**Data entries**
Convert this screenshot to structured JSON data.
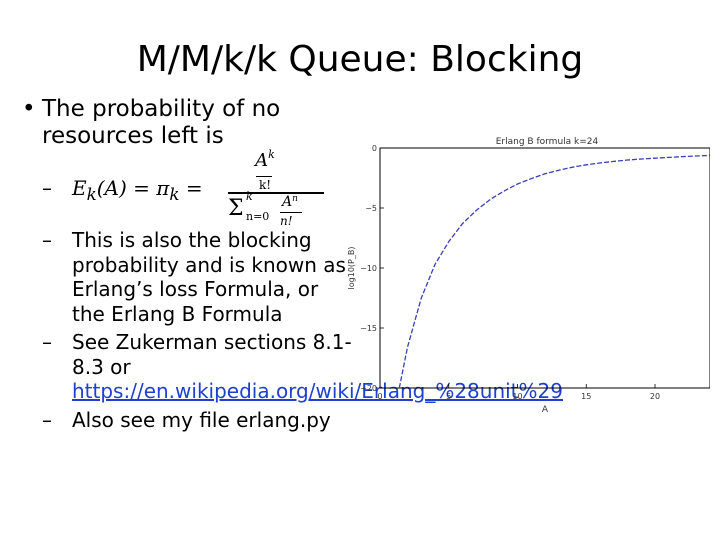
{
  "slide": {
    "title": "M/M/k/k Queue: Blocking",
    "bullet": "The probability of no resources left is",
    "formula": {
      "lhs": "E",
      "sub_k": "k",
      "lhs_rest": "(A) = π",
      "eq": " =",
      "num_base": "A",
      "num_exp": "k",
      "num_den": "k!",
      "sum_symbol": "Σ",
      "sum_upper": "k",
      "sum_lower": "n=0",
      "den_base": "A",
      "den_exp": "n",
      "den_den": "n!"
    },
    "sub_items": {
      "blocking": "This is also the blocking probability and is known as Erlang’s loss Formula, or the Erlang B Formula",
      "zukerman_text": "See Zukerman sections 8.1-8.3 or",
      "zukerman_link": "https://en.wikipedia.org/wiki/Erlang_%28unit%29",
      "erlang_file": "Also see my file erlang.py"
    }
  },
  "chart_data": {
    "type": "line",
    "title": "Erlang B formula k=24",
    "xlabel": "A",
    "ylabel": "log10(P_B)",
    "xlim": [
      0,
      24
    ],
    "ylim": [
      -20,
      0
    ],
    "x_ticks": [
      0,
      5,
      10,
      15,
      20
    ],
    "y_ticks": [
      0,
      -5,
      -10,
      -15,
      -20
    ],
    "grid": false,
    "series": [
      {
        "color": "#3a3fb8",
        "style": "dashed",
        "x": [
          1.4,
          2,
          3,
          4,
          5,
          6,
          7,
          8,
          9,
          10,
          11,
          12,
          13,
          14,
          15,
          16,
          17,
          18,
          19,
          20,
          21,
          22,
          23,
          24
        ],
        "y": [
          -20.0,
          -16.6,
          -12.5,
          -9.7,
          -7.8,
          -6.3,
          -5.2,
          -4.3,
          -3.6,
          -3.0,
          -2.55,
          -2.15,
          -1.85,
          -1.6,
          -1.4,
          -1.25,
          -1.12,
          -1.0,
          -0.92,
          -0.85,
          -0.78,
          -0.72,
          -0.67,
          -0.62
        ]
      }
    ]
  }
}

**Exercise**
Wherever a line in the data above holds "title", copy that line.

**Output of the task**
    "title": "M/M/k/k Queue: Blocking",
    "title": "Erlang B formula k=24",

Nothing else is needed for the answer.